##### Input data #####

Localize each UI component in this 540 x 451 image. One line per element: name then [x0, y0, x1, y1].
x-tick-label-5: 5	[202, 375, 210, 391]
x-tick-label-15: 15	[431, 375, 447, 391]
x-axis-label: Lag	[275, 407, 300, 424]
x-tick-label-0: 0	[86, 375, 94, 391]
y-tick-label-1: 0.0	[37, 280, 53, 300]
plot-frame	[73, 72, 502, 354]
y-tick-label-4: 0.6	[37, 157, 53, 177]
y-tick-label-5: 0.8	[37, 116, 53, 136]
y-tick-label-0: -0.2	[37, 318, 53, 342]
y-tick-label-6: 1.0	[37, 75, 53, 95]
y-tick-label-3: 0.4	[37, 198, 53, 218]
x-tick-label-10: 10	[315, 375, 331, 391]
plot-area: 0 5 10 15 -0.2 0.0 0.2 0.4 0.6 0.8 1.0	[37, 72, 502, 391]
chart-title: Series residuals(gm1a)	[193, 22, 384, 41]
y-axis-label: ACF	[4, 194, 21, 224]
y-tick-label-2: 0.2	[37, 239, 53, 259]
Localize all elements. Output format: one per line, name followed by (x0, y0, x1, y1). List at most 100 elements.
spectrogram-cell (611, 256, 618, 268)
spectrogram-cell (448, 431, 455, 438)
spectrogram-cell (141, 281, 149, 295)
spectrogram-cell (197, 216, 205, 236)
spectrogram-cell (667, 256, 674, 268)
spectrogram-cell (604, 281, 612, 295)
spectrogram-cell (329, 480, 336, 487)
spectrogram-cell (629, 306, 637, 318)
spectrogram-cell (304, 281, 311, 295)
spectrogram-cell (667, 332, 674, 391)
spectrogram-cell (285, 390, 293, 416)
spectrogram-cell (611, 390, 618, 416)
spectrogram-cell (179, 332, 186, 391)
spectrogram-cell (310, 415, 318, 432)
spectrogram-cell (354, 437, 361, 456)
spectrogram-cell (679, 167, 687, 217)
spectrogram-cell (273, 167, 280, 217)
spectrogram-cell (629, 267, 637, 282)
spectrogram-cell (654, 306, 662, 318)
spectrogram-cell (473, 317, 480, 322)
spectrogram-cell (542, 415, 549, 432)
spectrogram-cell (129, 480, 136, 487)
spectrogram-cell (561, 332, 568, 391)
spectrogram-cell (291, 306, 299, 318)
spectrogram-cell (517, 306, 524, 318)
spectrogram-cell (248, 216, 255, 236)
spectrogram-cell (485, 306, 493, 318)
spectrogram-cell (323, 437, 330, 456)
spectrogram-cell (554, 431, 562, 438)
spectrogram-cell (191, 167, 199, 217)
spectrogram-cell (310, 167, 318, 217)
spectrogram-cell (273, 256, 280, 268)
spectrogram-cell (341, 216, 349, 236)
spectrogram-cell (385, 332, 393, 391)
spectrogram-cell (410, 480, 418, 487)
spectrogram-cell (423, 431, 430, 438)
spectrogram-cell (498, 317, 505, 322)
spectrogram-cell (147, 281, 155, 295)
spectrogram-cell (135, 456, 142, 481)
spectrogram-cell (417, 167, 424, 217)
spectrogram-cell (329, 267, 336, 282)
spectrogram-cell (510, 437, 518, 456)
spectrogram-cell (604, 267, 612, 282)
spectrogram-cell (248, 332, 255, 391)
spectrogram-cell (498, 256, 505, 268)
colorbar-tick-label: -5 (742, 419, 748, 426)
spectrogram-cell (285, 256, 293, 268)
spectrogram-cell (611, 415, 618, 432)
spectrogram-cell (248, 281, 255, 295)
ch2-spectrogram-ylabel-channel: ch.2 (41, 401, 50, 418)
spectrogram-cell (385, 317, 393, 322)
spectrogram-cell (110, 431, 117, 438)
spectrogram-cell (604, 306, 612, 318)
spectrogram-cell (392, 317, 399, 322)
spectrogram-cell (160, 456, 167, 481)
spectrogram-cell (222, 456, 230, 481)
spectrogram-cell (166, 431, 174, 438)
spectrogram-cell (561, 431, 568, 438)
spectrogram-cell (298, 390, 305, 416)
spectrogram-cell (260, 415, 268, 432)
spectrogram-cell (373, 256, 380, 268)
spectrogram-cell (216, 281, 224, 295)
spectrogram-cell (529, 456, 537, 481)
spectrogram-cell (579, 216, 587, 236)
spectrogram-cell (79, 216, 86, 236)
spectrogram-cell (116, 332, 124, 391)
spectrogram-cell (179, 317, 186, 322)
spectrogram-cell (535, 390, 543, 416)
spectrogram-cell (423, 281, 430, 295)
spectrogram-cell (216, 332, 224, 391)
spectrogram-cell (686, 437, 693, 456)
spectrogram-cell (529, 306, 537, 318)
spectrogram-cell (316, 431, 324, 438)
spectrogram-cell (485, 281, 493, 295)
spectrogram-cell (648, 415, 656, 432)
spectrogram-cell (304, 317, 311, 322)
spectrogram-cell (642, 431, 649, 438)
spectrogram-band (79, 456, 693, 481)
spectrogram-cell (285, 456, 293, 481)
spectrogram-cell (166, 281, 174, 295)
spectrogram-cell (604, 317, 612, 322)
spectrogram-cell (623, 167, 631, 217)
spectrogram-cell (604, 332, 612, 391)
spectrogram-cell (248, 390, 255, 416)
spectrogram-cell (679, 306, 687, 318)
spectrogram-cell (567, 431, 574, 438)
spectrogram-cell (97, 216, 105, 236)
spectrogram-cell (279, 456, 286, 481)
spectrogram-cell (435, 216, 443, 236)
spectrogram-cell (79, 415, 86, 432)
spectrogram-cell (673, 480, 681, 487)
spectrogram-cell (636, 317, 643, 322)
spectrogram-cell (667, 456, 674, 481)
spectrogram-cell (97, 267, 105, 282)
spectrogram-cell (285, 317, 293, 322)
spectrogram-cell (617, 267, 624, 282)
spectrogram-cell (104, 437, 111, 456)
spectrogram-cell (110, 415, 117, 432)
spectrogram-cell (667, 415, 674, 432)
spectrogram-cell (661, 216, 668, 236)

#####

→ **To do**
Please revise the rows, putting "Locate" wherever "Localize" appears and keeping everything else the same.

→ **Result**
Locate each UI component in this 540 x 451 image. One line per element: name then [x0, y0, x1, y1].
x-tick-label-5: 5	[202, 375, 210, 391]
x-tick-label-15: 15	[431, 375, 447, 391]
x-axis-label: Lag	[275, 407, 300, 424]
x-tick-label-0: 0	[86, 375, 94, 391]
y-tick-label-1: 0.0	[37, 280, 53, 300]
plot-frame	[73, 72, 502, 354]
y-tick-label-4: 0.6	[37, 157, 53, 177]
y-tick-label-5: 0.8	[37, 116, 53, 136]
y-tick-label-0: -0.2	[37, 318, 53, 342]
y-tick-label-6: 1.0	[37, 75, 53, 95]
y-tick-label-3: 0.4	[37, 198, 53, 218]
x-tick-label-10: 10	[315, 375, 331, 391]
plot-area: 0 5 10 15 -0.2 0.0 0.2 0.4 0.6 0.8 1.0	[37, 72, 502, 391]
chart-title: Series residuals(gm1a)	[193, 22, 384, 41]
y-axis-label: ACF	[4, 194, 21, 224]
y-tick-label-2: 0.2	[37, 239, 53, 259]
Locate all elements. Output format: one per line, name followed by (x0, y0, x1, y1). List at most 100 elements.
spectrogram-cell (611, 256, 618, 268)
spectrogram-cell (448, 431, 455, 438)
spectrogram-cell (141, 281, 149, 295)
spectrogram-cell (197, 216, 205, 236)
spectrogram-cell (667, 256, 674, 268)
spectrogram-cell (604, 281, 612, 295)
spectrogram-cell (329, 480, 336, 487)
spectrogram-cell (629, 306, 637, 318)
spectrogram-cell (304, 281, 311, 295)
spectrogram-cell (667, 332, 674, 391)
spectrogram-cell (285, 390, 293, 416)
spectrogram-cell (611, 390, 618, 416)
spectrogram-cell (179, 332, 186, 391)
spectrogram-cell (310, 415, 318, 432)
spectrogram-cell (354, 437, 361, 456)
spectrogram-cell (679, 167, 687, 217)
spectrogram-cell (273, 167, 280, 217)
spectrogram-cell (629, 267, 637, 282)
spectrogram-cell (654, 306, 662, 318)
spectrogram-cell (473, 317, 480, 322)
spectrogram-cell (542, 415, 549, 432)
spectrogram-cell (129, 480, 136, 487)
spectrogram-cell (561, 332, 568, 391)
spectrogram-cell (291, 306, 299, 318)
spectrogram-cell (517, 306, 524, 318)
spectrogram-cell (248, 216, 255, 236)
spectrogram-cell (485, 306, 493, 318)
spectrogram-cell (323, 437, 330, 456)
spectrogram-cell (554, 431, 562, 438)
spectrogram-cell (191, 167, 199, 217)
spectrogram-cell (310, 167, 318, 217)
spectrogram-cell (273, 256, 280, 268)
spectrogram-cell (341, 216, 349, 236)
spectrogram-cell (385, 332, 393, 391)
spectrogram-cell (410, 480, 418, 487)
spectrogram-cell (423, 431, 430, 438)
spectrogram-cell (498, 317, 505, 322)
spectrogram-cell (147, 281, 155, 295)
spectrogram-cell (135, 456, 142, 481)
spectrogram-cell (417, 167, 424, 217)
spectrogram-cell (329, 267, 336, 282)
spectrogram-cell (510, 437, 518, 456)
spectrogram-cell (604, 267, 612, 282)
spectrogram-cell (248, 332, 255, 391)
spectrogram-cell (498, 256, 505, 268)
colorbar-tick-label: -5 (742, 419, 748, 426)
spectrogram-cell (285, 256, 293, 268)
spectrogram-cell (611, 415, 618, 432)
spectrogram-cell (248, 281, 255, 295)
ch2-spectrogram-ylabel-channel: ch.2 (41, 401, 50, 418)
spectrogram-cell (385, 317, 393, 322)
spectrogram-cell (110, 431, 117, 438)
spectrogram-cell (604, 306, 612, 318)
spectrogram-cell (392, 317, 399, 322)
spectrogram-cell (160, 456, 167, 481)
spectrogram-cell (222, 456, 230, 481)
spectrogram-cell (166, 431, 174, 438)
spectrogram-cell (561, 431, 568, 438)
spectrogram-cell (298, 390, 305, 416)
spectrogram-cell (260, 415, 268, 432)
spectrogram-cell (373, 256, 380, 268)
spectrogram-cell (216, 281, 224, 295)
spectrogram-cell (529, 456, 537, 481)
spectrogram-cell (579, 216, 587, 236)
spectrogram-cell (79, 216, 86, 236)
spectrogram-cell (116, 332, 124, 391)
spectrogram-cell (179, 317, 186, 322)
spectrogram-cell (535, 390, 543, 416)
spectrogram-cell (423, 281, 430, 295)
spectrogram-cell (216, 332, 224, 391)
spectrogram-cell (686, 437, 693, 456)
spectrogram-cell (529, 306, 537, 318)
spectrogram-cell (316, 431, 324, 438)
spectrogram-cell (485, 281, 493, 295)
spectrogram-cell (648, 415, 656, 432)
spectrogram-cell (304, 317, 311, 322)
spectrogram-cell (642, 431, 649, 438)
spectrogram-band (79, 456, 693, 481)
spectrogram-cell (285, 456, 293, 481)
spectrogram-cell (166, 281, 174, 295)
spectrogram-cell (604, 317, 612, 322)
spectrogram-cell (623, 167, 631, 217)
spectrogram-cell (604, 332, 612, 391)
spectrogram-cell (248, 390, 255, 416)
spectrogram-cell (679, 306, 687, 318)
spectrogram-cell (567, 431, 574, 438)
spectrogram-cell (97, 216, 105, 236)
spectrogram-cell (279, 456, 286, 481)
spectrogram-cell (435, 216, 443, 236)
spectrogram-cell (79, 415, 86, 432)
spectrogram-cell (673, 480, 681, 487)
spectrogram-cell (636, 317, 643, 322)
spectrogram-cell (667, 456, 674, 481)
spectrogram-cell (97, 267, 105, 282)
spectrogram-cell (285, 317, 293, 322)
spectrogram-cell (617, 267, 624, 282)
spectrogram-cell (104, 437, 111, 456)
spectrogram-cell (110, 415, 117, 432)
spectrogram-cell (667, 415, 674, 432)
spectrogram-cell (661, 216, 668, 236)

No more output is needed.